(Collected data)
--*--

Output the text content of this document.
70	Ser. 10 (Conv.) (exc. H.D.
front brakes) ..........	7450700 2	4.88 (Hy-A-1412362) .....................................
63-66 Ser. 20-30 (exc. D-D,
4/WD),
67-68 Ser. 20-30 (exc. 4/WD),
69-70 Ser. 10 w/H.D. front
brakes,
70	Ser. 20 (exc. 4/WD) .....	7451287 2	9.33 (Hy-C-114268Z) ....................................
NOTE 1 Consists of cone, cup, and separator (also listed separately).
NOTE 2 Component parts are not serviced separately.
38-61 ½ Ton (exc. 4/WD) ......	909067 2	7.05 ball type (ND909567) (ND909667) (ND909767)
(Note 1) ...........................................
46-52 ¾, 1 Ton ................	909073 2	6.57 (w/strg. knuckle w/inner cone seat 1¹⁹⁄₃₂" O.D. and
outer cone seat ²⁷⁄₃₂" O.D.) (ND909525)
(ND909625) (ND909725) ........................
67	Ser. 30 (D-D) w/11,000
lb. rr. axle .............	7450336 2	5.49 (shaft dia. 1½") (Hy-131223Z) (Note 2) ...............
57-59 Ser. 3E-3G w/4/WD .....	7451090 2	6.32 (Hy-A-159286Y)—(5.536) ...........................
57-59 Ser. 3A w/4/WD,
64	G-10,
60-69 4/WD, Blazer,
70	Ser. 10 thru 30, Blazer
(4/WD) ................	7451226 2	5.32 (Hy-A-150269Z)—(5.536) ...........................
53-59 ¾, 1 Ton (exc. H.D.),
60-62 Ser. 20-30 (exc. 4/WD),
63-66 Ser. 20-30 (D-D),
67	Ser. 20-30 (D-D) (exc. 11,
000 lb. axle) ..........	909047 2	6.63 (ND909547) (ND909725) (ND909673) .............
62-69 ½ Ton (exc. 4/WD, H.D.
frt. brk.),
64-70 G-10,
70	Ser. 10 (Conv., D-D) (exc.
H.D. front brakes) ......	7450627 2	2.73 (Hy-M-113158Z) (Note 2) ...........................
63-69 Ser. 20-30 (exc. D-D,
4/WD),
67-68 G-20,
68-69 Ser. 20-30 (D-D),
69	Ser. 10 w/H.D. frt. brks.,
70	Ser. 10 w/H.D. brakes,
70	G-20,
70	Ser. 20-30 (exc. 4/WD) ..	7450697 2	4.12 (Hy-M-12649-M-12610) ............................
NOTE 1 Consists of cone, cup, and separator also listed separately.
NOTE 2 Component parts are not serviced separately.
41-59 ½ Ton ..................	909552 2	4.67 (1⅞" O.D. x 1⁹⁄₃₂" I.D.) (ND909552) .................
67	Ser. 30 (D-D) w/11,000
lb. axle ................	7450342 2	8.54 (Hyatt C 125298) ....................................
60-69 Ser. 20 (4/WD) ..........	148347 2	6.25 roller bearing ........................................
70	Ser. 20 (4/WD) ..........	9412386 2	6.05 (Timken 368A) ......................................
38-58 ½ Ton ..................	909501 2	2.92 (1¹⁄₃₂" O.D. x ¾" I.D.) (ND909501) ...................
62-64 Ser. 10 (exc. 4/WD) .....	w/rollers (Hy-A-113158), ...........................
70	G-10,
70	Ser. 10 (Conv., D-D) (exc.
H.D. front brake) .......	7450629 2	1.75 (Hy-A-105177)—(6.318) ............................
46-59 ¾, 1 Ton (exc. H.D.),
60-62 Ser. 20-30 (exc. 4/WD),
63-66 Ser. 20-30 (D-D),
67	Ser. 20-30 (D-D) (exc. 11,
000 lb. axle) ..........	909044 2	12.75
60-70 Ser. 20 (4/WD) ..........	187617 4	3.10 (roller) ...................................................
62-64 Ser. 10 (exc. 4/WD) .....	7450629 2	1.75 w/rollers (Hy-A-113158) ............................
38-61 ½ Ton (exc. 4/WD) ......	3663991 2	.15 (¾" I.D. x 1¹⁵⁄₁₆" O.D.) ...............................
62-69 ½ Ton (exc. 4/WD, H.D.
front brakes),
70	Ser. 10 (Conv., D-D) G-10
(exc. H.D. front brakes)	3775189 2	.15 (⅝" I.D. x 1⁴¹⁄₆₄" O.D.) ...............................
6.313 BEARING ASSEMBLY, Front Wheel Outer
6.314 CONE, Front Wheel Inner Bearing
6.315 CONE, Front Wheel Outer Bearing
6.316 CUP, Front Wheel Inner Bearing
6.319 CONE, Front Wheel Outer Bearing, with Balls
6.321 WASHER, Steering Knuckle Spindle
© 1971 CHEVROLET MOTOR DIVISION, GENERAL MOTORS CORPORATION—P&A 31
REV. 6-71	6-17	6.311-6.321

--*--

▶ [Short task]: Search the records for the string "axle" and return every line in which it occurs.

▶ [Response]:
lb. rr. axle .............	7450336 2	5.49 (shaft dia. 1½") (Hy-131223Z) (Note 2) ...............
000 lb. axle) ..........	909047 2	6.63 (ND909547) (ND909725) (ND909673) .............
lb. axle ................	7450342 2	8.54 (Hyatt C 125298) ....................................
000 lb. axle) ..........	909044 2	12.75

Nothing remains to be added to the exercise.